▶ **What this task involves**: In the stretch of the listing from "avatar-mosaic-cell [16,497,31,512]" through "avatar-mosaic-cell [16,288,31,303]", change every "like-button" to "upvote-button" and reproduce those lines with nothing else altered.

▶ **Material provided**:
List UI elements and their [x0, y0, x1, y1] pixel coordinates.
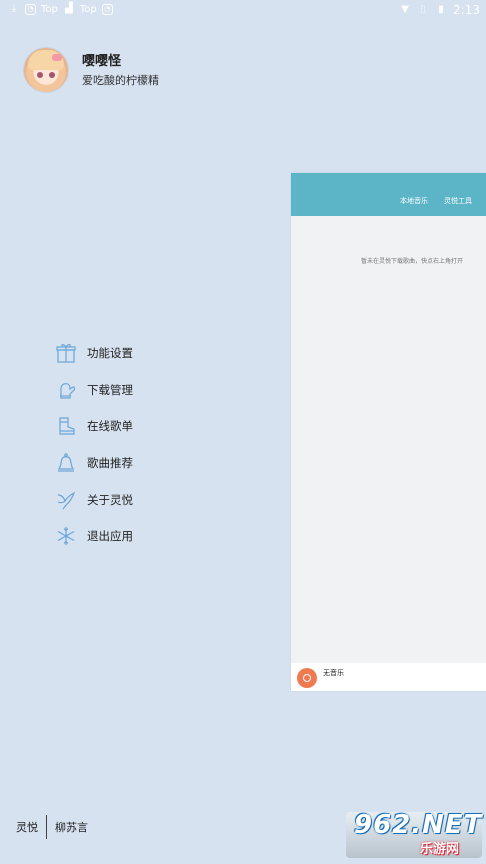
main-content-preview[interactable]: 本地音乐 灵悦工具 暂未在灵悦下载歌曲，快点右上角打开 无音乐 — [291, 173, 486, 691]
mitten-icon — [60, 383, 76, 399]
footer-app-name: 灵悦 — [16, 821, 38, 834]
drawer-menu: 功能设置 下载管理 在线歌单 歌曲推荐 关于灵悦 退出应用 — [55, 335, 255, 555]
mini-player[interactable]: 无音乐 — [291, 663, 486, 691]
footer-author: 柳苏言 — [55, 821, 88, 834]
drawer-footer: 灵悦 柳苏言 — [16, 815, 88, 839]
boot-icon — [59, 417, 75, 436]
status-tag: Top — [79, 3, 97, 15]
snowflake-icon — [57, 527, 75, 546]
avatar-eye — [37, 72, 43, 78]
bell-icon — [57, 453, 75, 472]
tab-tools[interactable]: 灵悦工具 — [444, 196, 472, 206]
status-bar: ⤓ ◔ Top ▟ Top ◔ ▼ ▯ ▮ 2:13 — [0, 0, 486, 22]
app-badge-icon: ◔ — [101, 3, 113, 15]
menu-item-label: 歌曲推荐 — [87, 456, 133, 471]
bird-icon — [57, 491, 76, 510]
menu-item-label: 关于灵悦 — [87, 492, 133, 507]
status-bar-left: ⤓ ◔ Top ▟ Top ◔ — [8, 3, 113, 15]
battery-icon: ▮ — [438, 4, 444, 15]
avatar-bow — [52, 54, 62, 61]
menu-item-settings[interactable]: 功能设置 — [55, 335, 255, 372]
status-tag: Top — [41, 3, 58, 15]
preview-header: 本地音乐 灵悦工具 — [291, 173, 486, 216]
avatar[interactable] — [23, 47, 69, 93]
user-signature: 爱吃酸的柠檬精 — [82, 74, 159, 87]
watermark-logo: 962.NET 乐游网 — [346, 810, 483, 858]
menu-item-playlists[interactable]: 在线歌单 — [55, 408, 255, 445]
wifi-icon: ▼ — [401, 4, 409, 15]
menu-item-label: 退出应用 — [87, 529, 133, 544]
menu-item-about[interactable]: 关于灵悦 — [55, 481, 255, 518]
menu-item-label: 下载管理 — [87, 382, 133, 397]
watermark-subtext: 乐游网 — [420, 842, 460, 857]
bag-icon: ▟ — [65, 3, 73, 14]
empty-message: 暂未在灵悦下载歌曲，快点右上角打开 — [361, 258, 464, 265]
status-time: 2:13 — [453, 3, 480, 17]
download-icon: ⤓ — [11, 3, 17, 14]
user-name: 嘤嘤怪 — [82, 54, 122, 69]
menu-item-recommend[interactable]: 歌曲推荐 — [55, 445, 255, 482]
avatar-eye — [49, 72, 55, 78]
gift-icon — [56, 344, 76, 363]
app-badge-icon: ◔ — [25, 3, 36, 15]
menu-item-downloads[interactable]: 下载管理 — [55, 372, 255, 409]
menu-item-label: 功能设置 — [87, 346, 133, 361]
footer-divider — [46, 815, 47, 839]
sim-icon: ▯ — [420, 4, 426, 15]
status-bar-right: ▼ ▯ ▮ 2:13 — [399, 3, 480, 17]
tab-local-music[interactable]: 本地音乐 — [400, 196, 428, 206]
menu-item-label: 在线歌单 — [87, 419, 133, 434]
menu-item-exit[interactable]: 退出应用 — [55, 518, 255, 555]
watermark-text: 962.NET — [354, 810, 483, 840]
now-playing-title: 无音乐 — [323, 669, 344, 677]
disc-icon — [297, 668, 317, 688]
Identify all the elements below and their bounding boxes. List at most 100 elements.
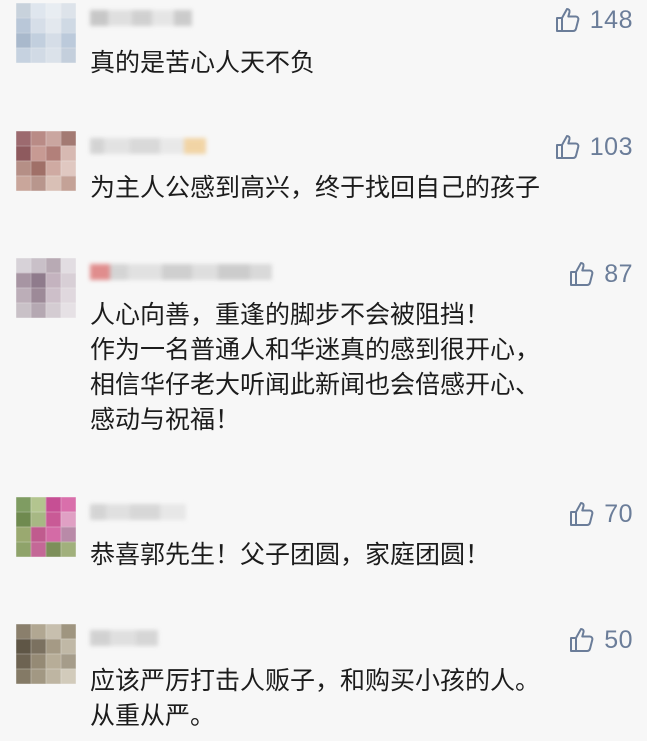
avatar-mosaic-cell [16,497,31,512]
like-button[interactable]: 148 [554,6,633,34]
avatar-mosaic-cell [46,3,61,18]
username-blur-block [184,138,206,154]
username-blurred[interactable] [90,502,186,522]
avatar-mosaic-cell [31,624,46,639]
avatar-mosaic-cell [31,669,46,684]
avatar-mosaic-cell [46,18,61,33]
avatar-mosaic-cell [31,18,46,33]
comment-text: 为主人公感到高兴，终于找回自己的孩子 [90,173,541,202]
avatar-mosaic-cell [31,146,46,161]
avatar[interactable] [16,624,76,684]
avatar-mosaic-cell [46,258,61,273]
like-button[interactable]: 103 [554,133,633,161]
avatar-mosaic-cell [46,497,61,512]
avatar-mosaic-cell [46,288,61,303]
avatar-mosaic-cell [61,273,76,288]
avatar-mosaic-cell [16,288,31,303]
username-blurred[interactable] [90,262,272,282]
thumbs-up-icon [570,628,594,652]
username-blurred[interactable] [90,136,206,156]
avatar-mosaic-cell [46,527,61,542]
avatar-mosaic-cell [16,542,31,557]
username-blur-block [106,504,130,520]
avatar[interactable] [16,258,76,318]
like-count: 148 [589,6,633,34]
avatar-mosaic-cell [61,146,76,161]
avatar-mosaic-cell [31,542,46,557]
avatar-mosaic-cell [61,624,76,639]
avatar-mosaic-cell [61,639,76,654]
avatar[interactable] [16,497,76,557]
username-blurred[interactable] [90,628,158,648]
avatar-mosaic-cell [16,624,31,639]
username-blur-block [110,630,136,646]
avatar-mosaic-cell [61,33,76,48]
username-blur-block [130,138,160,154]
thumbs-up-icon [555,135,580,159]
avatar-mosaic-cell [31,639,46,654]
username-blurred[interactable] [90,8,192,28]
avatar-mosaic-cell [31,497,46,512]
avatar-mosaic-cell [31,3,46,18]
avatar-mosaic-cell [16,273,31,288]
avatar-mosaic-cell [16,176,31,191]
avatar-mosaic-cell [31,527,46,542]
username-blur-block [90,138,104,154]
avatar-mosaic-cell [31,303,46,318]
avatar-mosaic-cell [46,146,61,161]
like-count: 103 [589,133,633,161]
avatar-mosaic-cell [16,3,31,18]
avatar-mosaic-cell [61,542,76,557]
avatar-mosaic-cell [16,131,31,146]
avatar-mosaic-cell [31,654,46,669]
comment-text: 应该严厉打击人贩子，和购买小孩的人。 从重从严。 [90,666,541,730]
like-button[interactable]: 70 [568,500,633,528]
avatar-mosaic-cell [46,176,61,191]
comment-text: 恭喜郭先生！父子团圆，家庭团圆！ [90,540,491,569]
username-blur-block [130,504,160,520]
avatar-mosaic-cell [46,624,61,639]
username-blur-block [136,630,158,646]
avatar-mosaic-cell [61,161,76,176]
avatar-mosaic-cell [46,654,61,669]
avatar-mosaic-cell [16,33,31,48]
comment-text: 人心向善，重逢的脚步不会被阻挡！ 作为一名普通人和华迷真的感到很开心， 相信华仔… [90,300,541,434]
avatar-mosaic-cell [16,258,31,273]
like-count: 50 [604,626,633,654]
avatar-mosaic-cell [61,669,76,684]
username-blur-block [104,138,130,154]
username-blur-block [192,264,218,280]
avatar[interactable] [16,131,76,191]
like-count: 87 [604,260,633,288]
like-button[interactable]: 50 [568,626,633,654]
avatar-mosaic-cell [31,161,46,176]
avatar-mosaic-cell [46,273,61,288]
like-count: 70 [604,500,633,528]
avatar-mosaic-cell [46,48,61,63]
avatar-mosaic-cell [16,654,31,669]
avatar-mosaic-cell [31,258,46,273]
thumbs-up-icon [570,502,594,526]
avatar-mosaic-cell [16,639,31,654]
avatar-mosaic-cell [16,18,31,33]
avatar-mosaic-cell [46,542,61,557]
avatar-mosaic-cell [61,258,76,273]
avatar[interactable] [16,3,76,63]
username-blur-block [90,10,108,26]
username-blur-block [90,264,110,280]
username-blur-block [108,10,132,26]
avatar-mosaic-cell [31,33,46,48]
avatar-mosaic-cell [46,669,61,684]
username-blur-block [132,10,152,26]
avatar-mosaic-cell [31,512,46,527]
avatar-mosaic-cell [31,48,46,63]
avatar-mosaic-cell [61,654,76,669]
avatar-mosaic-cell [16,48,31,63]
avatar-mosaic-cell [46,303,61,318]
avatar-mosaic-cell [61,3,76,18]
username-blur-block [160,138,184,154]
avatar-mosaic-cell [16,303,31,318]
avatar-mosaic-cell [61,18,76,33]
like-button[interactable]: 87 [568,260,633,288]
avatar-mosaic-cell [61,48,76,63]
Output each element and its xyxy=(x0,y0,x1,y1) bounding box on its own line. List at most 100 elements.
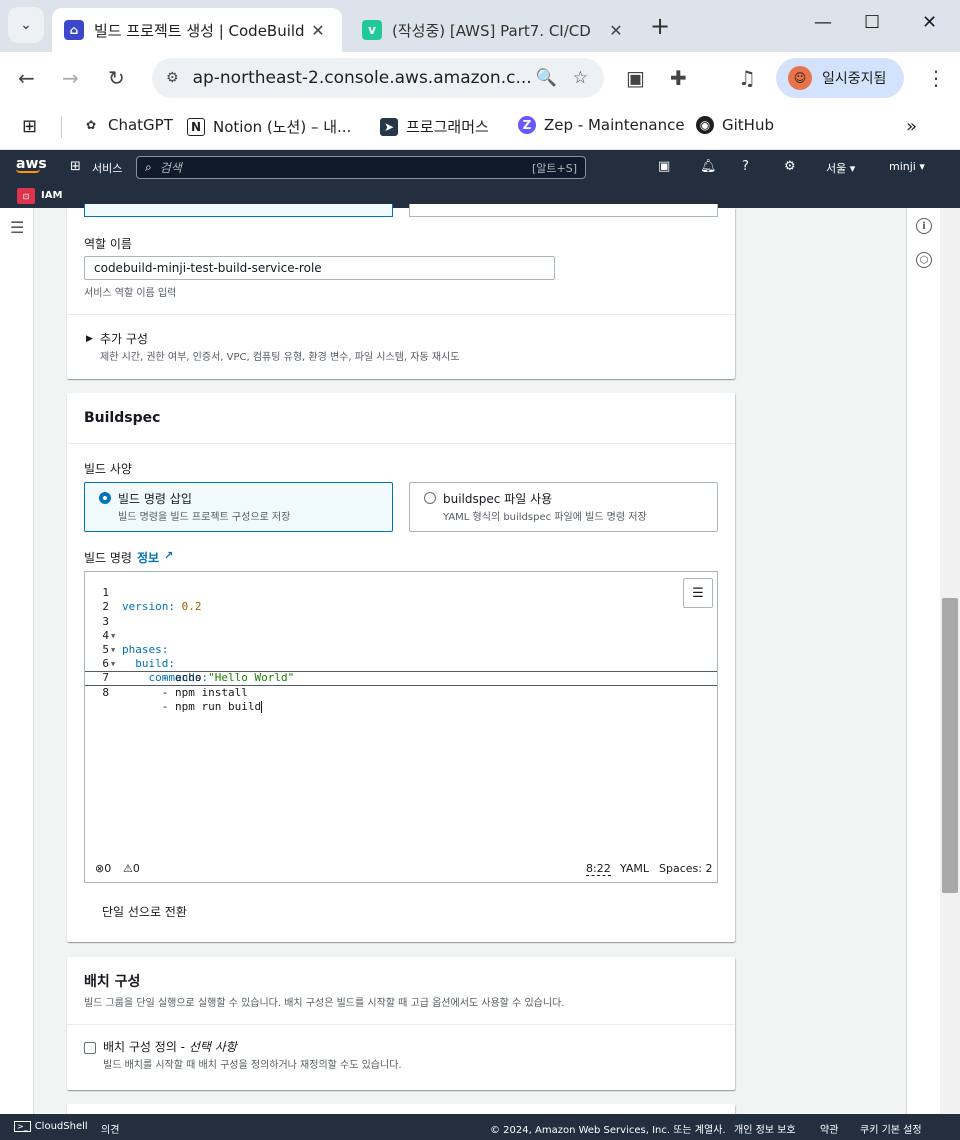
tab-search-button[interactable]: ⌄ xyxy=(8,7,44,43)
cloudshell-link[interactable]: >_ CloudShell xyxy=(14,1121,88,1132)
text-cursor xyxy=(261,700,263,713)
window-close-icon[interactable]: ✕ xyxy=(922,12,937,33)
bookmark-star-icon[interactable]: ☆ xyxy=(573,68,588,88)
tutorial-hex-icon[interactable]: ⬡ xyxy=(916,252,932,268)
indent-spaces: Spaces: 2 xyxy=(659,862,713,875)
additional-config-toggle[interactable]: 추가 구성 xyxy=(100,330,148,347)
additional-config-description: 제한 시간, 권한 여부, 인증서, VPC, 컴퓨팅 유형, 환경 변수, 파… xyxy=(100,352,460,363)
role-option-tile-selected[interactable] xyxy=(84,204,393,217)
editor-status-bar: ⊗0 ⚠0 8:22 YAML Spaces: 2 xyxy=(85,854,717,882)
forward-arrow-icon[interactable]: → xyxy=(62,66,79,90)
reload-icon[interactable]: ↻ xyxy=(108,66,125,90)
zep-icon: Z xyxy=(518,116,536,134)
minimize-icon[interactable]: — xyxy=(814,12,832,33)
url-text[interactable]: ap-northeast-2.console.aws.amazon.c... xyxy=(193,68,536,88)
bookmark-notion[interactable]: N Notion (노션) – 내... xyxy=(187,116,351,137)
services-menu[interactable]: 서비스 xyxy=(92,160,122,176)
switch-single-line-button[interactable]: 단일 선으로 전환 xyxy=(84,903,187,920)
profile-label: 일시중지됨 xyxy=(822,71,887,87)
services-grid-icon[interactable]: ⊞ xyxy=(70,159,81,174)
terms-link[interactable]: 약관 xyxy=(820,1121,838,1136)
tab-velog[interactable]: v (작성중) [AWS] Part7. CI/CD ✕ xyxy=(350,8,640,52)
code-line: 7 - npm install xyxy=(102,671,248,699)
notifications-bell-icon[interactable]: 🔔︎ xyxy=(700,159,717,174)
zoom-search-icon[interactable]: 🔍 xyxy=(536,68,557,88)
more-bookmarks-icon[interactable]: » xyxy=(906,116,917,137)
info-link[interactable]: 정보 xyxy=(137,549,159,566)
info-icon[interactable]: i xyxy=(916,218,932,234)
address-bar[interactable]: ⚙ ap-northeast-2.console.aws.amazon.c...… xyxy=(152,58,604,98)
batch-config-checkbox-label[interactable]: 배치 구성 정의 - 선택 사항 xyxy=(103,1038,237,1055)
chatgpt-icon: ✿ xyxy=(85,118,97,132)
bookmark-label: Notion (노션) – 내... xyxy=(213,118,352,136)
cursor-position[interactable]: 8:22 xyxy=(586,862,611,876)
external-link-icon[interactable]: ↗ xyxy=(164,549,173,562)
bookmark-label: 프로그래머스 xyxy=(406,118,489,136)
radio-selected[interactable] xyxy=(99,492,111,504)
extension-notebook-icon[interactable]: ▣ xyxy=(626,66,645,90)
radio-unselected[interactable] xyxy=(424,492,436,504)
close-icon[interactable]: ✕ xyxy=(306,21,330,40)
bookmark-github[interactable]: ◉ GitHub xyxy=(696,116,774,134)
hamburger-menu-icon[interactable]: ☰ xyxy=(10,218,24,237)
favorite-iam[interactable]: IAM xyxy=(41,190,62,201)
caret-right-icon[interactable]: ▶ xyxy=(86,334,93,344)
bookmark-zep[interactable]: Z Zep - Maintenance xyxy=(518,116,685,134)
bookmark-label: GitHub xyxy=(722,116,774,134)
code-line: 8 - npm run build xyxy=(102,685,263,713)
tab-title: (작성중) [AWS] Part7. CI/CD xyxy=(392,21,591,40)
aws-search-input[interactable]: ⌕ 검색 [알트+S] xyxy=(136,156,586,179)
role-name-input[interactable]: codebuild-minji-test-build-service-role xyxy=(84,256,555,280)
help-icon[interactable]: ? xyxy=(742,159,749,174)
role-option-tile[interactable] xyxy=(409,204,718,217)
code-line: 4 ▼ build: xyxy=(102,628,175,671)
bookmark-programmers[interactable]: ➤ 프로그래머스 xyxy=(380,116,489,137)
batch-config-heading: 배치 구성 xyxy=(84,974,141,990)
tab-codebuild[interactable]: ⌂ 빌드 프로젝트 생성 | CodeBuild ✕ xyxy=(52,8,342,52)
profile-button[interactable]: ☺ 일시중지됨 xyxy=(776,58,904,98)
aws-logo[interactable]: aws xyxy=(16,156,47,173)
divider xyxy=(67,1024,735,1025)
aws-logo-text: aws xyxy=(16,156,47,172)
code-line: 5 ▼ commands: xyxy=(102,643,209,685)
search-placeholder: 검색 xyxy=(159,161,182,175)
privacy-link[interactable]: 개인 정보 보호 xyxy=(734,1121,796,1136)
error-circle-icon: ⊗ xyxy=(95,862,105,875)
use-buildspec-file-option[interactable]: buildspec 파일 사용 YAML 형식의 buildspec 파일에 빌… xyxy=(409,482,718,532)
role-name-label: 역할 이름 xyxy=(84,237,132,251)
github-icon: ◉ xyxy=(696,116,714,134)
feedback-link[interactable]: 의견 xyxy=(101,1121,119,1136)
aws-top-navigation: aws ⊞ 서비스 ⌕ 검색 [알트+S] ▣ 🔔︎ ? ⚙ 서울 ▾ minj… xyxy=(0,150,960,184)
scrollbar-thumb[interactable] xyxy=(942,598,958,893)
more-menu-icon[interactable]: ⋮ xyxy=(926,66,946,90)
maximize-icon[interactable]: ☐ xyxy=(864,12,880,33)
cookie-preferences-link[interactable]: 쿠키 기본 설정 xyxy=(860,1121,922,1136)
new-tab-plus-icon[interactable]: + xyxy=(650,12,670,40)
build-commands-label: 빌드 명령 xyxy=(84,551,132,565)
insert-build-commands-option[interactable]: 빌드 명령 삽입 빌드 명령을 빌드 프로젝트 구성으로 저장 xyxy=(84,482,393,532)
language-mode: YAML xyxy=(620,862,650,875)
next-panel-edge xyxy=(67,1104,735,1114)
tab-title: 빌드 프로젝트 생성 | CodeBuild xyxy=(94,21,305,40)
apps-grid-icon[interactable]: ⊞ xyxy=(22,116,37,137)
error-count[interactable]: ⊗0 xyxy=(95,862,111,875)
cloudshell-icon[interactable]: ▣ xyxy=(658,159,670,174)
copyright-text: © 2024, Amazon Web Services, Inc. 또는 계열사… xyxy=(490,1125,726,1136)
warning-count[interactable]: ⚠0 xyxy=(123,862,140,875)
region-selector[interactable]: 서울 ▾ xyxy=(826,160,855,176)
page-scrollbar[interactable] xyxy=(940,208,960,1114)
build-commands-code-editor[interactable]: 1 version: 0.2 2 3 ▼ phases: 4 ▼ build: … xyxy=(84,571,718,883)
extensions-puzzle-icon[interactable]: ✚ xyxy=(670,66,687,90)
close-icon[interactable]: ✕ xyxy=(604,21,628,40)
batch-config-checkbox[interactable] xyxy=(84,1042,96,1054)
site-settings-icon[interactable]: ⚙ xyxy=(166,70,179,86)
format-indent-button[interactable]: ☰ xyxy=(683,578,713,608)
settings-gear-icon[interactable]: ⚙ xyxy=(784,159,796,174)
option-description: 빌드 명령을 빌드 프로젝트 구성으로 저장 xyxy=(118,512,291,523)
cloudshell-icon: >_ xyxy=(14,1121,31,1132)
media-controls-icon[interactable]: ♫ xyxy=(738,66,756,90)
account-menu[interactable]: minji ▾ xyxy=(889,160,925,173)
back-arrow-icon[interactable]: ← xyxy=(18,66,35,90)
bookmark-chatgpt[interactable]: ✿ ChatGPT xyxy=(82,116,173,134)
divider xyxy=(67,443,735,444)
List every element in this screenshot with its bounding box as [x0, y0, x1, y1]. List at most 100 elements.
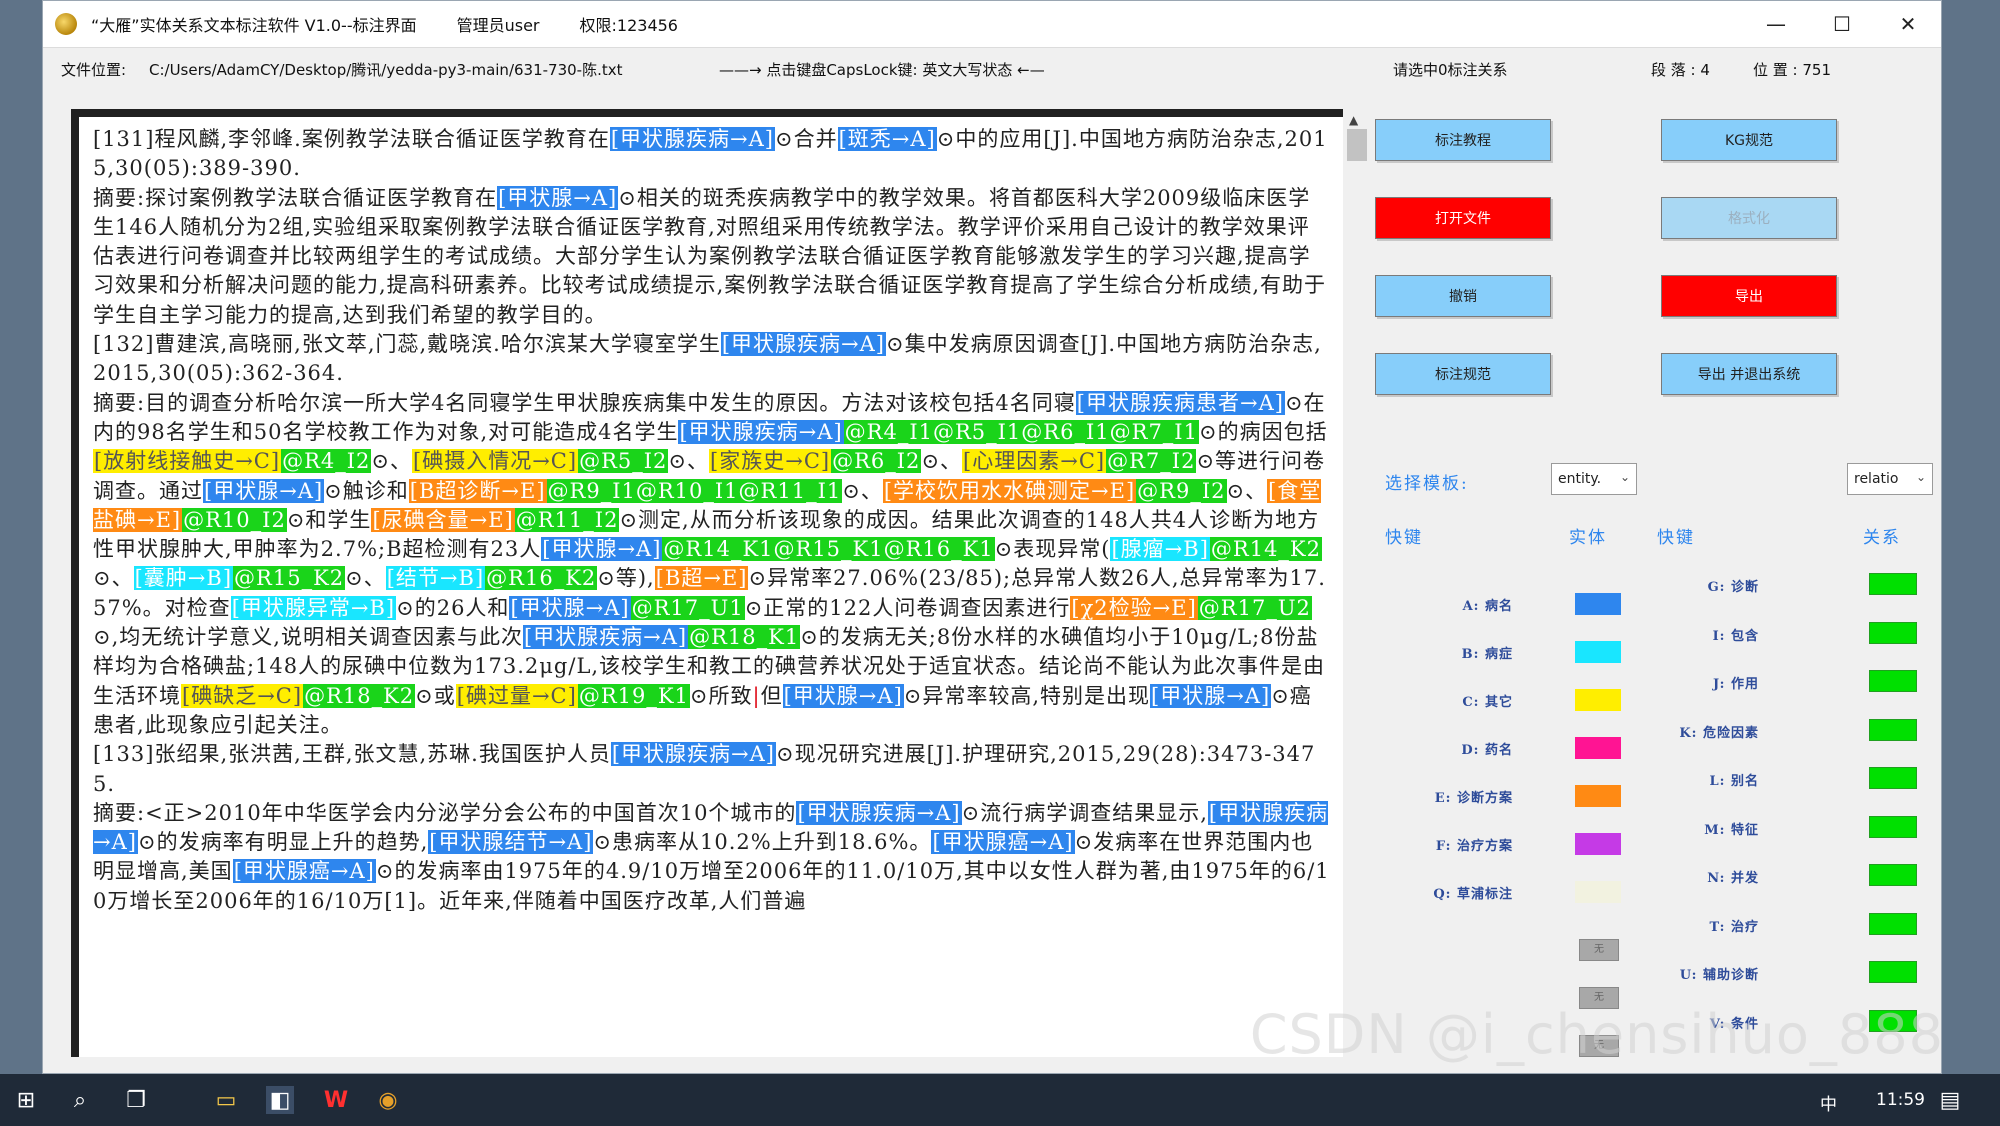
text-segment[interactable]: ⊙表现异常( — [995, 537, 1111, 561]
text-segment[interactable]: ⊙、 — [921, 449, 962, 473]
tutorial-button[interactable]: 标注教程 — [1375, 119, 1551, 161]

▶ **Solved exercise**:
avatar-mosaic-cell [16,497,31,512]
upvote-button[interactable]: 148 [554,6,633,34]
avatar-mosaic-cell [46,3,61,18]
username-blur-block [184,138,206,154]
username-blurred[interactable] [90,502,186,522]
avatar-mosaic-cell [31,624,46,639]
avatar-mosaic-cell [31,669,46,684]
avatar-mosaic-cell [46,18,61,33]
avatar-mosaic-cell [31,18,46,33]
comment-text: 为主人公感到高兴，终于找回自己的孩子 [90,173,541,202]
avatar-mosaic-cell [31,146,46,161]
avatar[interactable] [16,624,76,684]
avatar-mosaic-cell [46,258,61,273]
upvote-button[interactable]: 103 [554,133,633,161]
avatar-mosaic-cell [46,497,61,512]
avatar-mosaic-cell [46,288,61,303]
avatar-mosaic-cell [61,273,76,288]
avatar-mosaic-cell [16,288,31,303]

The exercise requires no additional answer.